• _PROVIDED DATA_
● ● ●

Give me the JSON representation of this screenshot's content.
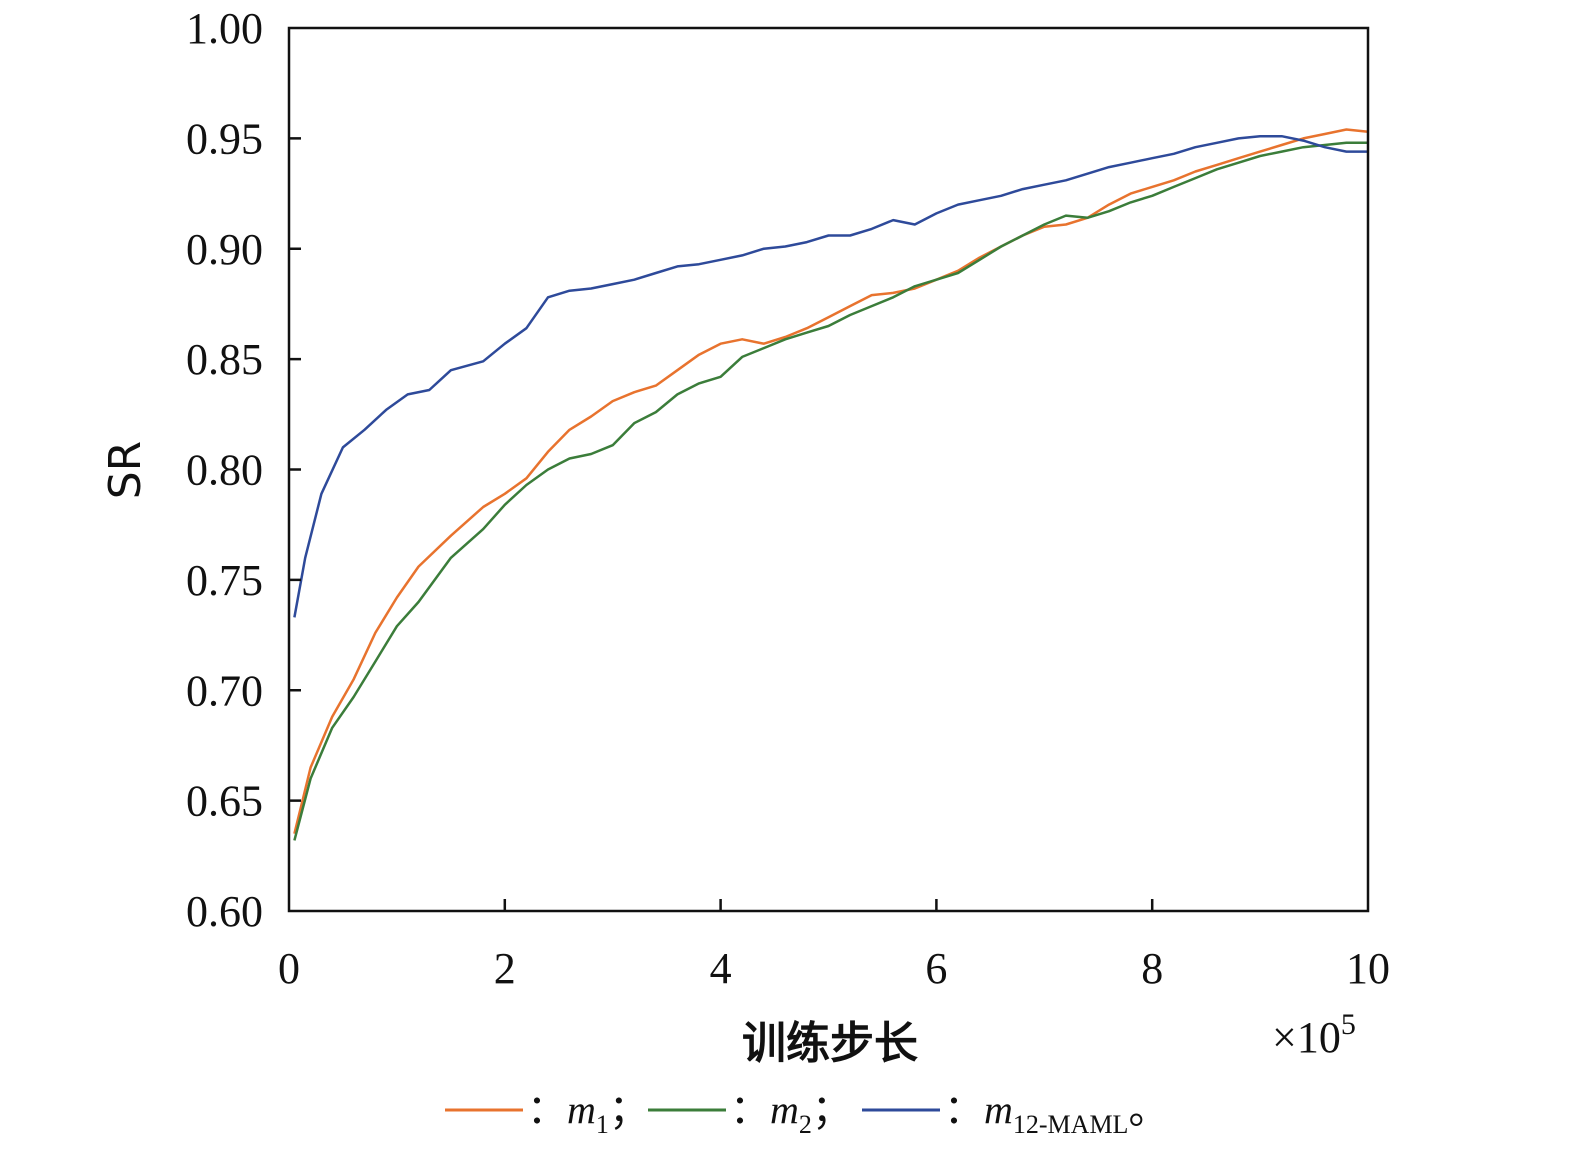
{
  "chart_data": {
    "type": "line",
    "xlabel": "训练步长",
    "ylabel": "SR",
    "x_multiplier": "×10",
    "x_multiplier_exp": "5",
    "xlim": [
      0,
      10
    ],
    "ylim": [
      0.6,
      1.0
    ],
    "x_ticks": [
      "0",
      "2",
      "4",
      "6",
      "8",
      "10"
    ],
    "y_ticks": [
      "0.60",
      "0.65",
      "0.70",
      "0.75",
      "0.80",
      "0.85",
      "0.90",
      "0.95",
      "1.00"
    ],
    "grid": false,
    "legend_position": "bottom",
    "legend_separator": "：",
    "series": [
      {
        "legend_label": "m",
        "legend_sub": "1",
        "legend_suffix": "；",
        "color": "#E8732E",
        "x": [
          0.05,
          0.2,
          0.4,
          0.6,
          0.8,
          1.0,
          1.2,
          1.5,
          1.8,
          2.0,
          2.2,
          2.4,
          2.6,
          2.8,
          3.0,
          3.2,
          3.4,
          3.6,
          3.8,
          4.0,
          4.2,
          4.4,
          4.6,
          4.8,
          5.0,
          5.2,
          5.4,
          5.6,
          5.8,
          6.0,
          6.2,
          6.4,
          6.6,
          6.8,
          7.0,
          7.2,
          7.4,
          7.6,
          7.8,
          8.0,
          8.2,
          8.4,
          8.6,
          8.8,
          9.0,
          9.2,
          9.4,
          9.6,
          9.8,
          10.0
        ],
        "y": [
          0.635,
          0.665,
          0.688,
          0.705,
          0.726,
          0.742,
          0.756,
          0.77,
          0.783,
          0.789,
          0.796,
          0.808,
          0.818,
          0.824,
          0.831,
          0.835,
          0.838,
          0.845,
          0.852,
          0.857,
          0.859,
          0.857,
          0.86,
          0.864,
          0.869,
          0.874,
          0.879,
          0.88,
          0.882,
          0.886,
          0.89,
          0.896,
          0.901,
          0.906,
          0.91,
          0.911,
          0.914,
          0.92,
          0.925,
          0.928,
          0.931,
          0.935,
          0.938,
          0.941,
          0.944,
          0.947,
          0.95,
          0.952,
          0.954,
          0.953
        ]
      },
      {
        "legend_label": "m",
        "legend_sub": "2",
        "legend_suffix": "；",
        "color": "#3B7D3A",
        "x": [
          0.05,
          0.2,
          0.4,
          0.6,
          0.8,
          1.0,
          1.2,
          1.5,
          1.8,
          2.0,
          2.2,
          2.4,
          2.6,
          2.8,
          3.0,
          3.2,
          3.4,
          3.6,
          3.8,
          4.0,
          4.2,
          4.4,
          4.6,
          4.8,
          5.0,
          5.2,
          5.4,
          5.6,
          5.8,
          6.0,
          6.2,
          6.4,
          6.6,
          6.8,
          7.0,
          7.2,
          7.4,
          7.6,
          7.8,
          8.0,
          8.2,
          8.4,
          8.6,
          8.8,
          9.0,
          9.2,
          9.4,
          9.6,
          9.8,
          10.0
        ],
        "y": [
          0.632,
          0.66,
          0.683,
          0.697,
          0.713,
          0.729,
          0.74,
          0.76,
          0.773,
          0.784,
          0.793,
          0.8,
          0.805,
          0.807,
          0.811,
          0.821,
          0.826,
          0.834,
          0.839,
          0.842,
          0.851,
          0.855,
          0.859,
          0.862,
          0.865,
          0.87,
          0.874,
          0.878,
          0.883,
          0.886,
          0.889,
          0.895,
          0.901,
          0.906,
          0.911,
          0.915,
          0.914,
          0.917,
          0.921,
          0.924,
          0.928,
          0.932,
          0.936,
          0.939,
          0.942,
          0.944,
          0.946,
          0.947,
          0.948,
          0.948
        ]
      },
      {
        "legend_label": "m",
        "legend_sub": "12-MAML",
        "legend_suffix": "。",
        "color": "#2E4A9A",
        "x": [
          0.05,
          0.15,
          0.3,
          0.5,
          0.7,
          0.9,
          1.1,
          1.3,
          1.5,
          1.8,
          2.0,
          2.2,
          2.4,
          2.6,
          2.8,
          3.0,
          3.2,
          3.4,
          3.6,
          3.8,
          4.0,
          4.2,
          4.4,
          4.6,
          4.8,
          5.0,
          5.2,
          5.4,
          5.6,
          5.8,
          6.0,
          6.2,
          6.4,
          6.6,
          6.8,
          7.0,
          7.2,
          7.4,
          7.6,
          7.8,
          8.0,
          8.2,
          8.4,
          8.6,
          8.8,
          9.0,
          9.2,
          9.4,
          9.6,
          9.8,
          10.0
        ],
        "y": [
          0.733,
          0.76,
          0.789,
          0.81,
          0.818,
          0.827,
          0.834,
          0.836,
          0.845,
          0.849,
          0.857,
          0.864,
          0.878,
          0.881,
          0.882,
          0.884,
          0.886,
          0.889,
          0.892,
          0.893,
          0.895,
          0.897,
          0.9,
          0.901,
          0.903,
          0.906,
          0.906,
          0.909,
          0.913,
          0.911,
          0.916,
          0.92,
          0.922,
          0.924,
          0.927,
          0.929,
          0.931,
          0.934,
          0.937,
          0.939,
          0.941,
          0.943,
          0.946,
          0.948,
          0.95,
          0.951,
          0.951,
          0.949,
          0.946,
          0.944,
          0.944
        ]
      }
    ]
  }
}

● ● ●

• _AIM_
Copy each line of the listing that holds the word "color".

• _WRITTEN SOLUTION_
        "color": "#E8732E",
        "color": "#3B7D3A",
        "color": "#2E4A9A",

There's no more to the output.